Identify each line below containing the string "Natation" and copy it.

--- START OF DATA EXCERPTS ---

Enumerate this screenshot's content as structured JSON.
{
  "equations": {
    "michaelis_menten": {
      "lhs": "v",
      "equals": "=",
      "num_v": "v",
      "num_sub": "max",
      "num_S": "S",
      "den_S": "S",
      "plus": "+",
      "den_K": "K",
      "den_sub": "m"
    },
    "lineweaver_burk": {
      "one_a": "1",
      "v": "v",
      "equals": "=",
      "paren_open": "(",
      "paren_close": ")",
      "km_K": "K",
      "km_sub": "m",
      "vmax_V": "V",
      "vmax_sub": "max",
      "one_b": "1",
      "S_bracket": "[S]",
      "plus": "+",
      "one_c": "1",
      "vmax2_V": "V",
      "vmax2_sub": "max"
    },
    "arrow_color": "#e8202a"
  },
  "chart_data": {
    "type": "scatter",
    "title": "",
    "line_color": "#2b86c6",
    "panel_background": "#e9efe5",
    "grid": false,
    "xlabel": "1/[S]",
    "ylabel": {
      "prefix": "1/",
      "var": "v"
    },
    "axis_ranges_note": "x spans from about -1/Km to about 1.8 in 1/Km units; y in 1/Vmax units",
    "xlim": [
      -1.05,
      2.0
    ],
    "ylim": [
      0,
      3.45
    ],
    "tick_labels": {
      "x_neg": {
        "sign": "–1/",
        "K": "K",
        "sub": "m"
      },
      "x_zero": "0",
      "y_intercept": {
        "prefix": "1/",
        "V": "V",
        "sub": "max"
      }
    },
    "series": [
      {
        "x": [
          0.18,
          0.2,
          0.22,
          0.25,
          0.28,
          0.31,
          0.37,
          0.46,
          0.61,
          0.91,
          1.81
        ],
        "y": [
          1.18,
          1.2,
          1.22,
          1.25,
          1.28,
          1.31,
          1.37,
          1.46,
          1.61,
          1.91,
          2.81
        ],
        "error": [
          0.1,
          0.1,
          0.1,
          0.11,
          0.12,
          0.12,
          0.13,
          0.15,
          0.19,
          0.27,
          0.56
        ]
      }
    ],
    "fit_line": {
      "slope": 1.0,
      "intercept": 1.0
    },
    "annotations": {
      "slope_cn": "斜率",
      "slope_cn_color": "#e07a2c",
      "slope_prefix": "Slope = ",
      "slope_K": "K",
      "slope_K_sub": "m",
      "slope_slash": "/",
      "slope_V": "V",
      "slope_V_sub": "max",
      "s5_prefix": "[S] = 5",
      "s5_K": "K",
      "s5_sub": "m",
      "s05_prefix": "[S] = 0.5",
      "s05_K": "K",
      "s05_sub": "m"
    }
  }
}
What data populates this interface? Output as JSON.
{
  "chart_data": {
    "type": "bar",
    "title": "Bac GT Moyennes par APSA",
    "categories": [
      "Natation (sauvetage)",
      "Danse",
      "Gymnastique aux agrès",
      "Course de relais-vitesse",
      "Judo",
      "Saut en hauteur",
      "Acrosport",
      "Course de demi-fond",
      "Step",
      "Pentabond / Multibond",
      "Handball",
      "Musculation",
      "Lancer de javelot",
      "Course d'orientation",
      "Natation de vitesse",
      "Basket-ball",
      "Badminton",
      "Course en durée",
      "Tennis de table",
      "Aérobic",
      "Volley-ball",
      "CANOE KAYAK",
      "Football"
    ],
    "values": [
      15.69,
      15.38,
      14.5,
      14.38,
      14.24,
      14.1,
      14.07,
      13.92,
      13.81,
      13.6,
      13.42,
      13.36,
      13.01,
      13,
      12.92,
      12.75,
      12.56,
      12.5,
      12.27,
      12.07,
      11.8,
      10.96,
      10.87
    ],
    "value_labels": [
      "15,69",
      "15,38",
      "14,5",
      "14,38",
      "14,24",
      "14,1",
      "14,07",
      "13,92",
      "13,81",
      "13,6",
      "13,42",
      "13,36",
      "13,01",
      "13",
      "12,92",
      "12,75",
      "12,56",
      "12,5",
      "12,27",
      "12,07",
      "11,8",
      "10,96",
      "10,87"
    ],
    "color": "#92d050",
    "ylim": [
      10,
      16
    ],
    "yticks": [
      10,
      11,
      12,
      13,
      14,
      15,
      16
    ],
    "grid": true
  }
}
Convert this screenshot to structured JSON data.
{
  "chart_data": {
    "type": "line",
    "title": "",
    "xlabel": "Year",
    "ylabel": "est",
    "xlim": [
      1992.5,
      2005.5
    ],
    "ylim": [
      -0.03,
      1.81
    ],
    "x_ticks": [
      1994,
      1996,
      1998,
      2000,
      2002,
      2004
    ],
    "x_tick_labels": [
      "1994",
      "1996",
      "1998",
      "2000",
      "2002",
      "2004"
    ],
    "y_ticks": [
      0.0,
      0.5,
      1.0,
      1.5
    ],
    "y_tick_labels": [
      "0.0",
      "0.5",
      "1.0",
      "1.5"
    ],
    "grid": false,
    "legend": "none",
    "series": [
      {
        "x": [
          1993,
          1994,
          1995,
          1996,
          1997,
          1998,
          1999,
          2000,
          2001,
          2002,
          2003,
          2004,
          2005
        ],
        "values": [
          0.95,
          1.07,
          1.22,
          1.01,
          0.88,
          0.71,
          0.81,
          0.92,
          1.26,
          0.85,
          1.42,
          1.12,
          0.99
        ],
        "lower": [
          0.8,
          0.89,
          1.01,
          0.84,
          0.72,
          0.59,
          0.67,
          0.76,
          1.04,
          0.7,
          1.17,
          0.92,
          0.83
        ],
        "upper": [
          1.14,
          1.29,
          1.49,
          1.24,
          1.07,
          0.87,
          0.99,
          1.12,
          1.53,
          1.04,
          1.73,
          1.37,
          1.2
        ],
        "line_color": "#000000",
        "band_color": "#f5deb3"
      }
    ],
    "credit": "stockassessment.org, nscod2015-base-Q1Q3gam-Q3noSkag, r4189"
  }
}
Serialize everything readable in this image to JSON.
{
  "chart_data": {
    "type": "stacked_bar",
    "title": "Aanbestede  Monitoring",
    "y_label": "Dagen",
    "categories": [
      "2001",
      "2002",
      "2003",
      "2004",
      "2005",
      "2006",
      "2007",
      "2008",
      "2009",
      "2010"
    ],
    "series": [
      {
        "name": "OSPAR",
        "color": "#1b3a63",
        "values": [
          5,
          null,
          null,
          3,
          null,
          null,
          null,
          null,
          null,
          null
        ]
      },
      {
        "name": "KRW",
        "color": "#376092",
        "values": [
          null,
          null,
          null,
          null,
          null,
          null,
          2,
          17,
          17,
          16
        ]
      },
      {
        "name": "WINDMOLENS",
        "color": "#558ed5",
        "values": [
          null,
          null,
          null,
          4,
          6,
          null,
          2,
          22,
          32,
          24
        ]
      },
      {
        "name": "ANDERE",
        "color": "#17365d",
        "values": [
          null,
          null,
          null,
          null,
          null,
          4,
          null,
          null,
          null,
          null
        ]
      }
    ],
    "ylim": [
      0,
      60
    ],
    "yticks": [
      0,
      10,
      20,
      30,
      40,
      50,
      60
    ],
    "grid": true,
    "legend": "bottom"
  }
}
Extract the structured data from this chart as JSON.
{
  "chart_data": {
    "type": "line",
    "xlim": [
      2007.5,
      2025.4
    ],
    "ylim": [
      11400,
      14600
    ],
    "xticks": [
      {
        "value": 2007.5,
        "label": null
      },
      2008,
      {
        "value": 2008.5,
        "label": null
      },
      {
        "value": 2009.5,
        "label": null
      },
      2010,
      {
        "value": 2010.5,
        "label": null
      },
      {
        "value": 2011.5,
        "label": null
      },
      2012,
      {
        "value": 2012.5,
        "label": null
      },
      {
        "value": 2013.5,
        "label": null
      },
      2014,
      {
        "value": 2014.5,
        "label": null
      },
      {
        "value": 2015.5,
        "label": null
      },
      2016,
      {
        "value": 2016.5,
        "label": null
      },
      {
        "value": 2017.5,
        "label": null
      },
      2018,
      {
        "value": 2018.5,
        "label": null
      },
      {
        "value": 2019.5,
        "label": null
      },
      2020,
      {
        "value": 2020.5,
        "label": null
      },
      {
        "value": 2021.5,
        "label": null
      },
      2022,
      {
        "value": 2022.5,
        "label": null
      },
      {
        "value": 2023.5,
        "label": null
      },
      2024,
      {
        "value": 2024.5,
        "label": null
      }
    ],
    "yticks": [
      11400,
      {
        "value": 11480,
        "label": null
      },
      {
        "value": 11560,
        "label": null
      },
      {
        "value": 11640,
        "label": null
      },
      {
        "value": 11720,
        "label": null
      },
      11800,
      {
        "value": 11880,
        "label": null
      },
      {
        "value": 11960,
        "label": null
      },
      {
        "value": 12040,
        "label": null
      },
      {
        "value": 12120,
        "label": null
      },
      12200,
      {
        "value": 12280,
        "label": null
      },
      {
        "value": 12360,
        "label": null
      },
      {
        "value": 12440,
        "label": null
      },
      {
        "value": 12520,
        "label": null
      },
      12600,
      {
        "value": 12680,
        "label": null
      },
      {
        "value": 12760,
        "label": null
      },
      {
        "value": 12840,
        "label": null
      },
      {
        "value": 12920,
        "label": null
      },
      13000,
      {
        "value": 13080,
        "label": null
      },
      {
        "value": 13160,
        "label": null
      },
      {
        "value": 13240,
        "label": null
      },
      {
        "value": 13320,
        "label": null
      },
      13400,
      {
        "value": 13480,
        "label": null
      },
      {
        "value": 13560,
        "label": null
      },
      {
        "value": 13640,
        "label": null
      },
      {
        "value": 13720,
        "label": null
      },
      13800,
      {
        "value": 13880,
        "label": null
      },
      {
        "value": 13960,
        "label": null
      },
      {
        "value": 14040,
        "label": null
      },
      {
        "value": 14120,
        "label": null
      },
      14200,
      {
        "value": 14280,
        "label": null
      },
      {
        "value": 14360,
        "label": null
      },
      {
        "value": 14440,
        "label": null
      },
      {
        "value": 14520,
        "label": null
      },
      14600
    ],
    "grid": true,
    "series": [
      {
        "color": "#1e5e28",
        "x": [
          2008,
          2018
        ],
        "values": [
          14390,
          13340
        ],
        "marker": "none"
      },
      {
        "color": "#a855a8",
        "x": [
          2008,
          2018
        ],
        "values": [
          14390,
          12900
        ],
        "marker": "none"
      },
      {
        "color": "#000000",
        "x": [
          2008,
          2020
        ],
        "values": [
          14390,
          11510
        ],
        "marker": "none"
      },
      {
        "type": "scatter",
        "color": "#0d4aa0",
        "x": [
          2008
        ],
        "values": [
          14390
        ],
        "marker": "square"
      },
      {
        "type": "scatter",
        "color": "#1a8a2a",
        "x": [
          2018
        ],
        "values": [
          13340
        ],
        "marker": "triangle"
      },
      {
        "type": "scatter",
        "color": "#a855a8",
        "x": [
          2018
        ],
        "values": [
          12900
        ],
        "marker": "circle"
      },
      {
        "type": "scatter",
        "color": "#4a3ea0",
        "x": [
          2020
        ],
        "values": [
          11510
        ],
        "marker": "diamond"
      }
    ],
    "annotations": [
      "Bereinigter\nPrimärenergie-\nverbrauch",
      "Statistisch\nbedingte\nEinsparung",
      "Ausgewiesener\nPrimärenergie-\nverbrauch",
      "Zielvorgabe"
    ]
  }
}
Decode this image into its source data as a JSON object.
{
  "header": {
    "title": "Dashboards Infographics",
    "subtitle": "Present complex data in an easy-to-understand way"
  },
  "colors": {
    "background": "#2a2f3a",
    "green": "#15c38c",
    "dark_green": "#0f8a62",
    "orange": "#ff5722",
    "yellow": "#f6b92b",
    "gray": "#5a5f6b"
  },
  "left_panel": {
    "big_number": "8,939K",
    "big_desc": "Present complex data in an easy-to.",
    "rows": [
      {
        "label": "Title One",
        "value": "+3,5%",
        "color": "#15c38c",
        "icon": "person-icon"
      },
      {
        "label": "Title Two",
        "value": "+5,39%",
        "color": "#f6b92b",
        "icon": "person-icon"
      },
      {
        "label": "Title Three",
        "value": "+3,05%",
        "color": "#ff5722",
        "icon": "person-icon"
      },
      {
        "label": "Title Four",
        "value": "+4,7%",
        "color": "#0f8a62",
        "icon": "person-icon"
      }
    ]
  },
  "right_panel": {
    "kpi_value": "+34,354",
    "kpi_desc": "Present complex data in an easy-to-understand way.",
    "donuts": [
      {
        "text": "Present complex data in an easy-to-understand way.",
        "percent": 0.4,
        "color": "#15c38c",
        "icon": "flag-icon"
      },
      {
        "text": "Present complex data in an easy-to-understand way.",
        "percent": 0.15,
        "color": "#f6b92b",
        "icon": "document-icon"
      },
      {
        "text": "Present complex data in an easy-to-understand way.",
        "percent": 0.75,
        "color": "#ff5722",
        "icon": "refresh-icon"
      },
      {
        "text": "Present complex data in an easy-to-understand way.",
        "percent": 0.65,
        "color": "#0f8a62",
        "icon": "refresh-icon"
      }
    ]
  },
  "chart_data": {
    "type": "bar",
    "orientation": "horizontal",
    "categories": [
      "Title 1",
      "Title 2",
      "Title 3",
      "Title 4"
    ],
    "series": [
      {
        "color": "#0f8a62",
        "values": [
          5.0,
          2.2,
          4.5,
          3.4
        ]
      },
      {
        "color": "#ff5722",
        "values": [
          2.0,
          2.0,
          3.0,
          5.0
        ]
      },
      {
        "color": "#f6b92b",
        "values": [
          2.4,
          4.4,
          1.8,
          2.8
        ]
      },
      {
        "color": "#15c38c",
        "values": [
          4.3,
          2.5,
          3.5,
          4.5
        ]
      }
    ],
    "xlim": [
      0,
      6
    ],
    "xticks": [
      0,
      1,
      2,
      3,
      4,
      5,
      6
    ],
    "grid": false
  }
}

--- END OF DATA EXCERPTS ---

§ FULL OUTPUT
      "Natation (sauvetage)",
      "Natation de vitesse",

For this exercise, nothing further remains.